Exactly as they appear, output all of the entries.
>>>>
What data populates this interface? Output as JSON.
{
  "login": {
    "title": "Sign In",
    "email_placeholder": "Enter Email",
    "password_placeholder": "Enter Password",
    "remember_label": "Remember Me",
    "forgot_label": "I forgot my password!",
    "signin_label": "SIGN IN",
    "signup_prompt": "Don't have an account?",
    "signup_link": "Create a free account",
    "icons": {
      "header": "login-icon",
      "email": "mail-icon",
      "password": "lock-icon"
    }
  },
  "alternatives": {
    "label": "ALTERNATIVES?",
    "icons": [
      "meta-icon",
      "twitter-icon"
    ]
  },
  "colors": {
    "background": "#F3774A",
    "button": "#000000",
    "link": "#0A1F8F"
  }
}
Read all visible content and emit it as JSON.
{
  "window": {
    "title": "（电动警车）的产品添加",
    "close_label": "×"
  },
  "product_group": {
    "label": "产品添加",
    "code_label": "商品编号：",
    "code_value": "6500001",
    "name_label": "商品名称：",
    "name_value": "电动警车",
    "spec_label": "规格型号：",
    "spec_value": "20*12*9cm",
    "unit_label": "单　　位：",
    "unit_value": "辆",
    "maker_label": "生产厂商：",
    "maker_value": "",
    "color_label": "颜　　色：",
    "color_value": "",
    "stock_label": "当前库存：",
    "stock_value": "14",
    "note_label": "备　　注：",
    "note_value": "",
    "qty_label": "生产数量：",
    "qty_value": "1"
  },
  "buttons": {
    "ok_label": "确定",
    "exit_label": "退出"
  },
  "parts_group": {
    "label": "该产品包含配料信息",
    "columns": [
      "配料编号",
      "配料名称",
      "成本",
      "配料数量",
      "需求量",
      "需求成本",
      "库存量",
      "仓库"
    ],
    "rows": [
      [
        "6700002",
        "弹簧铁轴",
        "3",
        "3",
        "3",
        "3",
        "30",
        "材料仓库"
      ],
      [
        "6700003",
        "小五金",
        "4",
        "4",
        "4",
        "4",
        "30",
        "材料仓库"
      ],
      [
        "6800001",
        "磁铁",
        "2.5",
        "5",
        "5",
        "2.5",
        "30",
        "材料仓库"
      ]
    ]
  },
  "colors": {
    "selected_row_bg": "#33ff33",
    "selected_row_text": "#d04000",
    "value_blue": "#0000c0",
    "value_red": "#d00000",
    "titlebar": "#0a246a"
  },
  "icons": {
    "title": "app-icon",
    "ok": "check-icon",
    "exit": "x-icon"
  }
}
<<<<
WRITTEN ANSWER:
What data populates this interface? Output as JSON.
{
  "login": {
    "title": "Sign In",
    "email_placeholder": "Enter Email",
    "password_placeholder": "Enter Password",
    "remember_label": "Remember Me",
    "forgot_label": "I forgot my password!",
    "signin_label": "SIGN IN",
    "signup_prompt": "Don't have an account?",
    "signup_link": "Create a free account",
    "icons": {
      "header": "login-icon",
      "email": "mail-icon",
      "password": "lock-icon"
    }
  },
  "alternatives": {
    "label": "ALTERNATIVES?",
    "icons": [
      "meta-icon",
      "twitter-icon"
    ]
  },
  "colors": {
    "background": "#F3774A",
    "button": "#000000",
    "link": "#0A1F8F"
  }
}
Read all visible content and emit it as JSON.
{
  "window": {
    "title": "（电动警车）的产品添加",
    "close_label": "×"
  },
  "product_group": {
    "label": "产品添加",
    "code_label": "商品编号：",
    "code_value": "6500001",
    "name_label": "商品名称：",
    "name_value": "电动警车",
    "spec_label": "规格型号：",
    "spec_value": "20*12*9cm",
    "unit_label": "单　　位：",
    "unit_value": "辆",
    "maker_label": "生产厂商：",
    "maker_value": "",
    "color_label": "颜　　色：",
    "color_value": "",
    "stock_label": "当前库存：",
    "stock_value": "14",
    "note_label": "备　　注：",
    "note_value": "",
    "qty_label": "生产数量：",
    "qty_value": "1"
  },
  "buttons": {
    "ok_label": "确定",
    "exit_label": "退出"
  },
  "parts_group": {
    "label": "该产品包含配料信息",
    "columns": [
      "配料编号",
      "配料名称",
      "成本",
      "配料数量",
      "需求量",
      "需求成本",
      "库存量",
      "仓库"
    ],
    "rows": [
      [
        "6700002",
        "弹簧铁轴",
        "3",
        "3",
        "3",
        "3",
        "30",
        "材料仓库"
      ],
      [
        "6700003",
        "小五金",
        "4",
        "4",
        "4",
        "4",
        "30",
        "材料仓库"
      ],
      [
        "6800001",
        "磁铁",
        "2.5",
        "5",
        "5",
        "2.5",
        "30",
        "材料仓库"
      ]
    ]
  },
  "colors": {
    "selected_row_bg": "#33ff33",
    "selected_row_text": "#d04000",
    "value_blue": "#0000c0",
    "value_red": "#d00000",
    "titlebar": "#0a246a"
  },
  "icons": {
    "title": "app-icon",
    "ok": "check-icon",
    "exit": "x-icon"
  }
}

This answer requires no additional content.